SET PROBLEM: All of the data below must be repeated exactly.

DATA SHOWN:
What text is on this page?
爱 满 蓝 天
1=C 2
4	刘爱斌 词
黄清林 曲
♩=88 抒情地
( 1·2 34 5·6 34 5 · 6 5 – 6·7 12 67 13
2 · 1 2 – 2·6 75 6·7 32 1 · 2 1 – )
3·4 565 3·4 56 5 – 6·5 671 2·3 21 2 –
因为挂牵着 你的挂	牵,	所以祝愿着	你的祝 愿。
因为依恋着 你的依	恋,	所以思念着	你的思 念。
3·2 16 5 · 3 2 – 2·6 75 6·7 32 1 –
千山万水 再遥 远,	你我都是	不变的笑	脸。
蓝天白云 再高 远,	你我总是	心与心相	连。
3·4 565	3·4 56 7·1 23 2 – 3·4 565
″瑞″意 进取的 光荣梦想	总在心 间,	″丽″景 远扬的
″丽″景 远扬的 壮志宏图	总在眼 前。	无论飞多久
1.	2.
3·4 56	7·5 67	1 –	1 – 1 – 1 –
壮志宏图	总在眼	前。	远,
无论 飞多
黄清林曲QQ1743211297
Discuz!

TASK SOLUTION:
What text is on this page?
爱 满 蓝 天
1=C 2
4	刘爱斌 词
黄清林 曲
♩=88 抒情地
( 1·2 34 5·6 34 5 · 6 5 – 6·7 12 67 13
2 · 1 2 – 2·6 75 6·7 32 1 · 2 1 – )
3·4 565 3·4 56 5 – 6·5 671 2·3 21 2 –
因为挂牵着 你的挂	牵,	所以祝愿着	你的祝 愿。
因为依恋着 你的依	恋,	所以思念着	你的思 念。
3·2 16 5 · 3 2 – 2·6 75 6·7 32 1 –
千山万水 再遥 远,	你我都是	不变的笑	脸。
蓝天白云 再高 远,	你我总是	心与心相	连。
3·4 565	3·4 56 7·1 23 2 – 3·4 565
″瑞″意 进取的 光荣梦想	总在心 间,	″丽″景 远扬的
″丽″景 远扬的 壮志宏图	总在眼 前。	无论飞多久
1.	2.
3·4 56	7·5 67	1 –	1 – 1 – 1 –
壮志宏图	总在眼	前。	远,
无论 飞多
黄清林曲QQ1743211297
Discuz!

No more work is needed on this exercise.